What you will do:
Count the lines below that contain the word "from" and give only the number.

(Recorded data)
########################################
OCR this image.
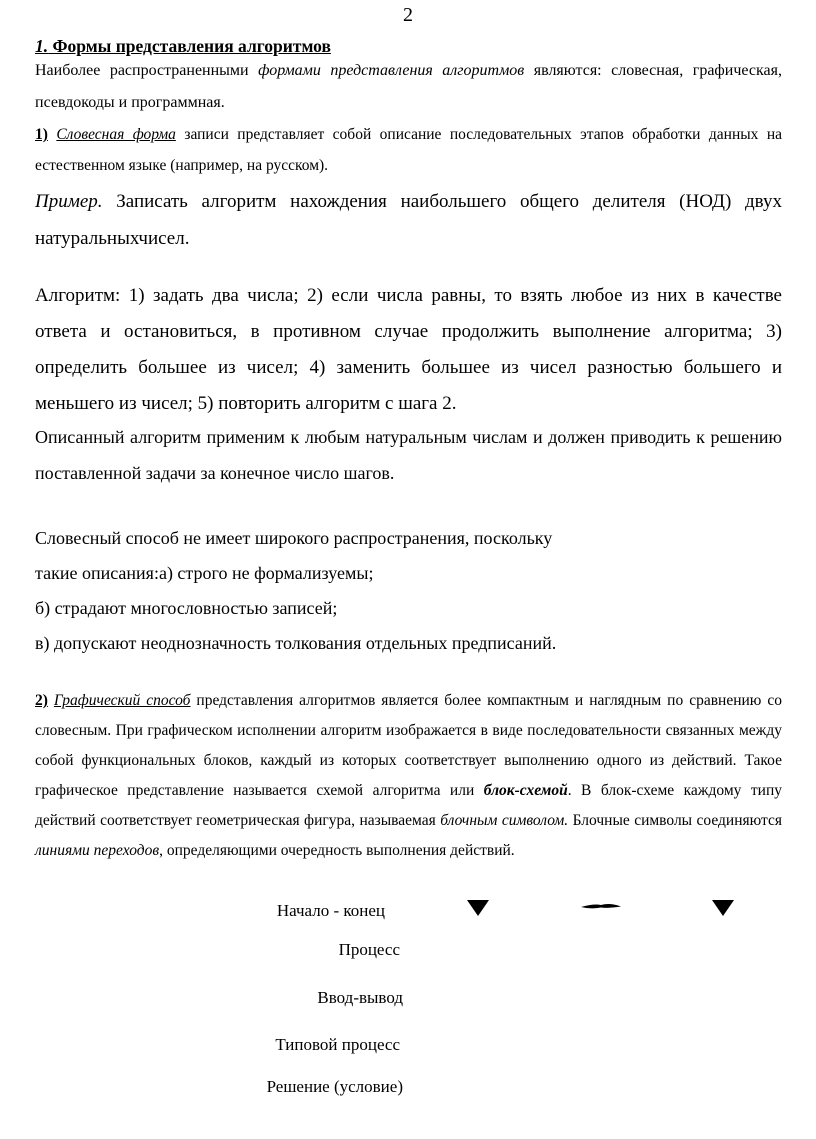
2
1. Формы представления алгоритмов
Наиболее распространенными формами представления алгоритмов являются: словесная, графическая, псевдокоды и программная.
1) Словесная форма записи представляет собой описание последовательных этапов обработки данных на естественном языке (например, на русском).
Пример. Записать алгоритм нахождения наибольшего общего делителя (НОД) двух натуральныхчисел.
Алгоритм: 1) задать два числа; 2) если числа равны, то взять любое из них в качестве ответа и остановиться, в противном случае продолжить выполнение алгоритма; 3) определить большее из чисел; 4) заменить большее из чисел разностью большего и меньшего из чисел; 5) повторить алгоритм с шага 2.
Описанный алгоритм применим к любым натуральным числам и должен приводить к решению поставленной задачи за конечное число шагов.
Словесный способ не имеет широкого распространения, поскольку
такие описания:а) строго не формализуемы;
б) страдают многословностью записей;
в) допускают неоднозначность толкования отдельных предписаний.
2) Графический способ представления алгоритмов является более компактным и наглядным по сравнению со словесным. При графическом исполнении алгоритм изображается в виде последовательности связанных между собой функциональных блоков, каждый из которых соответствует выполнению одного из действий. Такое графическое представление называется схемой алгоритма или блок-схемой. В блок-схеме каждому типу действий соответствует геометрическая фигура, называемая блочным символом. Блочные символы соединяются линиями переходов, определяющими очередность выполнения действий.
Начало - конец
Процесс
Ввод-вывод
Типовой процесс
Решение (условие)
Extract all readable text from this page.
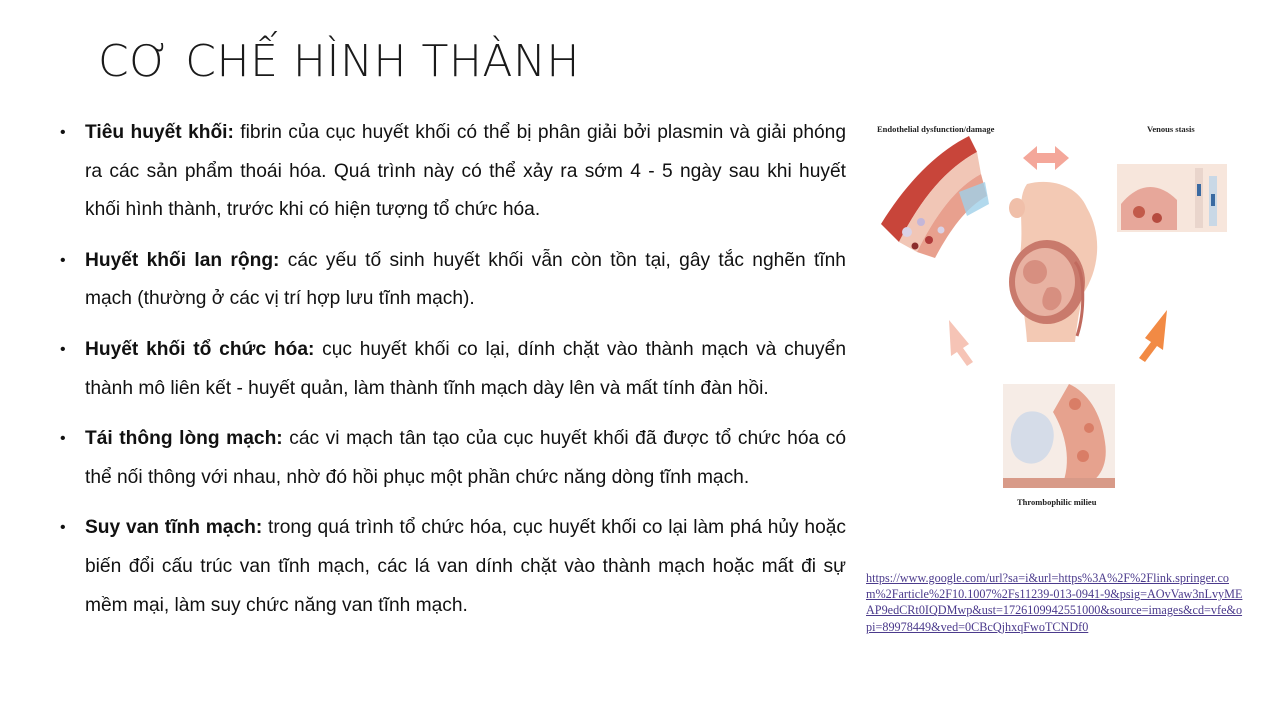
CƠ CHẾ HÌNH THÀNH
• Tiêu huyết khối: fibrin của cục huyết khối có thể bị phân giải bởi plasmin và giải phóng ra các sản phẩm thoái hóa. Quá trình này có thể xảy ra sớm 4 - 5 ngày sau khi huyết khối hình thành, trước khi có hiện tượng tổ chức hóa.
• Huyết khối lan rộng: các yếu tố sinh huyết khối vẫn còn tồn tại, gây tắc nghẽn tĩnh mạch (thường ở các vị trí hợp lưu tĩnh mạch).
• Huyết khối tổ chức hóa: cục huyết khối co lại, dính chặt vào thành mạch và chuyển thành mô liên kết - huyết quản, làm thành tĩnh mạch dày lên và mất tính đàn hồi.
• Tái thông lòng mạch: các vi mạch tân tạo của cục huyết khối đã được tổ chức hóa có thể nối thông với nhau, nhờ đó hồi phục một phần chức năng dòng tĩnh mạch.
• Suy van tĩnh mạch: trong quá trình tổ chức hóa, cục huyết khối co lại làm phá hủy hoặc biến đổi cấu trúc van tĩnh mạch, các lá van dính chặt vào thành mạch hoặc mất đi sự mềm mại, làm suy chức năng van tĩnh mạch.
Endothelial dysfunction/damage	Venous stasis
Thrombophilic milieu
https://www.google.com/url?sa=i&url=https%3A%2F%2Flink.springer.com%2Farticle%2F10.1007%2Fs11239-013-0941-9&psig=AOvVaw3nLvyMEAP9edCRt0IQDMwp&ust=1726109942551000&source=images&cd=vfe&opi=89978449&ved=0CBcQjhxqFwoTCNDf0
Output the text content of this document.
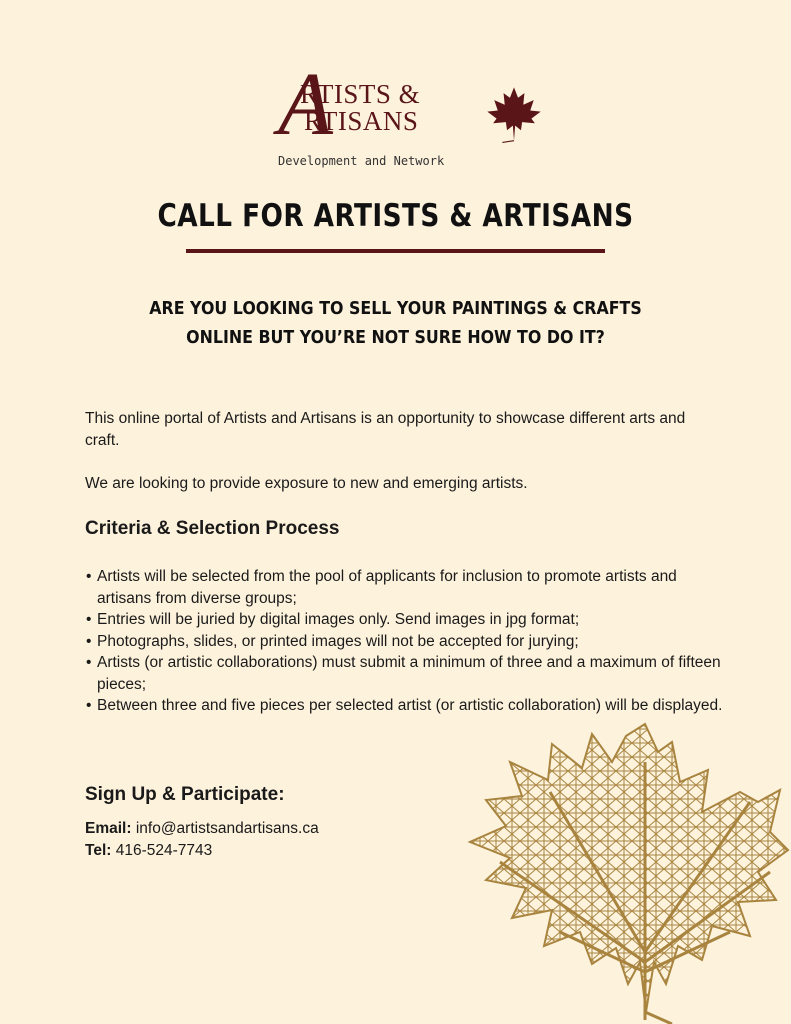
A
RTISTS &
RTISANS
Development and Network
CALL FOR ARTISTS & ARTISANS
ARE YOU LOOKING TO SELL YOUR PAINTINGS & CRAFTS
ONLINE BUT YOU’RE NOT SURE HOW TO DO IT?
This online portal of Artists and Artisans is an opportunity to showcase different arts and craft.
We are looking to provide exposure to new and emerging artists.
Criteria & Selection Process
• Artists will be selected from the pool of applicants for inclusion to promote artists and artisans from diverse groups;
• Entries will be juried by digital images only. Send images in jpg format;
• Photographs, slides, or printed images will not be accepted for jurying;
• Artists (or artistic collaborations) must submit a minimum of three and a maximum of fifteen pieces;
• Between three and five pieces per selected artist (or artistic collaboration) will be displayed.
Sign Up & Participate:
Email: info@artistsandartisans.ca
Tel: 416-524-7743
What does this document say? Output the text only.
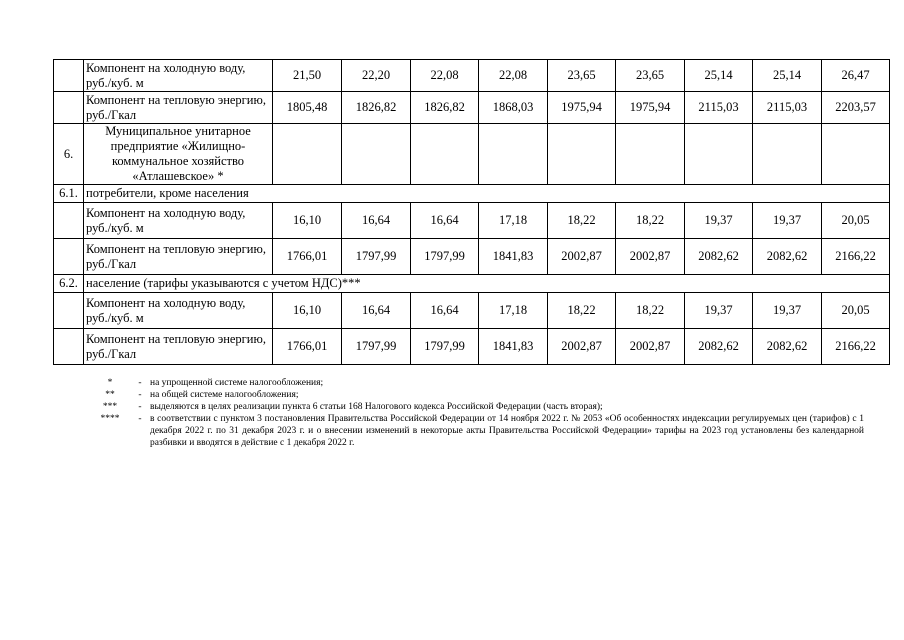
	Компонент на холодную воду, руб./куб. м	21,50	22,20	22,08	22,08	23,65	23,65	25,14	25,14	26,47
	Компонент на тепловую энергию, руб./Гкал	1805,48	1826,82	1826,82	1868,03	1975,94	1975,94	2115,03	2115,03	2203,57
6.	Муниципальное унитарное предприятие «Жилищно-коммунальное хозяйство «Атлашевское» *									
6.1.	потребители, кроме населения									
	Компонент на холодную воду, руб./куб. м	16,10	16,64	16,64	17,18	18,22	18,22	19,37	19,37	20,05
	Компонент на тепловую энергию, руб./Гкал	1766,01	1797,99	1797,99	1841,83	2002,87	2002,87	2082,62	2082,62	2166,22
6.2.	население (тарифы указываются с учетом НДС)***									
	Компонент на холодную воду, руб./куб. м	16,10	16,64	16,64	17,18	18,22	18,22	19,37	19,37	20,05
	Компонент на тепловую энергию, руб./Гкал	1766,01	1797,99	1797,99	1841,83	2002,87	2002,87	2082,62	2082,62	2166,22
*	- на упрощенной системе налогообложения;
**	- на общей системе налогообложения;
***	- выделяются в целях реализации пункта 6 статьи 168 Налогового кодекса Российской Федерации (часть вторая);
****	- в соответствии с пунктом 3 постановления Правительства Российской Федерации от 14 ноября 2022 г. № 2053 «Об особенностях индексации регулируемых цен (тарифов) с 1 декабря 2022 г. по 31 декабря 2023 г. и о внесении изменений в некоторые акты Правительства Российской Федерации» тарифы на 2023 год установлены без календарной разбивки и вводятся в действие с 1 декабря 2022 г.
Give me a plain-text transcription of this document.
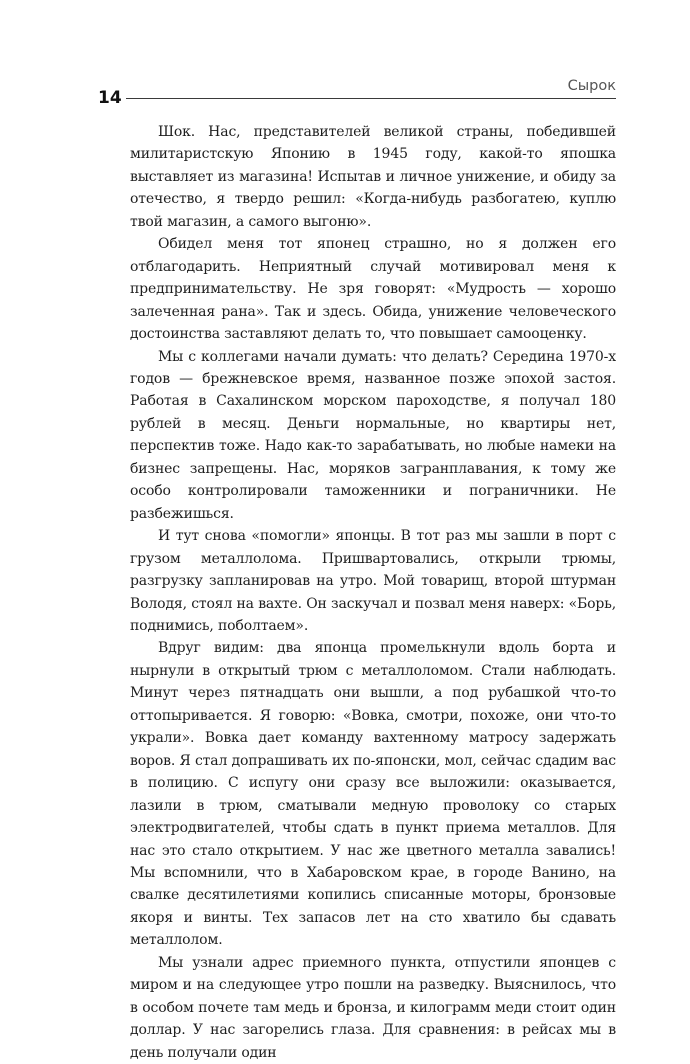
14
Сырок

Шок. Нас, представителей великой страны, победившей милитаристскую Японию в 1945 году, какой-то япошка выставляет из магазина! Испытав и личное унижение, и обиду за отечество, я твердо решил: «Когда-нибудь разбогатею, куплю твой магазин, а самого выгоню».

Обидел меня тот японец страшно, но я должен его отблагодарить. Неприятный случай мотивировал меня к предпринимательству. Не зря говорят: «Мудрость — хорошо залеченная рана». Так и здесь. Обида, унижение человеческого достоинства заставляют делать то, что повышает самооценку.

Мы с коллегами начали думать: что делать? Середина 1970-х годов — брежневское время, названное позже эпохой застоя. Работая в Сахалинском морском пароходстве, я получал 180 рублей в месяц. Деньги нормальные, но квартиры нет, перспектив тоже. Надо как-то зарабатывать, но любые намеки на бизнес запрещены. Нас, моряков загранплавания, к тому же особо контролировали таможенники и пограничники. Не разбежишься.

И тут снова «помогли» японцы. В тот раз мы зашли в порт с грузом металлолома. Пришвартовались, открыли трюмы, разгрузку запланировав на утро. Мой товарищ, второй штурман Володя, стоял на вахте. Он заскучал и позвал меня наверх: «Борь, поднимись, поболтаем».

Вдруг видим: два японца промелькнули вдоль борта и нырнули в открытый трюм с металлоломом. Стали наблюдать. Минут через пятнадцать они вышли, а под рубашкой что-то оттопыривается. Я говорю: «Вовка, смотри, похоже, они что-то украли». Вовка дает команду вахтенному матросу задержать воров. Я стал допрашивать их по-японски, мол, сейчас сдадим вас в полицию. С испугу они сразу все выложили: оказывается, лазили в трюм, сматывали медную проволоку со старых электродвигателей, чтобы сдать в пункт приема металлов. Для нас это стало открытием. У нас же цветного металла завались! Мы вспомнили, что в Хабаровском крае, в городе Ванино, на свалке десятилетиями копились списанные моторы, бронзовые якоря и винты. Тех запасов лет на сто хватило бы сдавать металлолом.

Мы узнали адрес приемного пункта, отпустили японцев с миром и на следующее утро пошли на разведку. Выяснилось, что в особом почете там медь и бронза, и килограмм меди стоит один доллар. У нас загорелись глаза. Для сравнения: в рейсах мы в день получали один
########################################
The solution:
2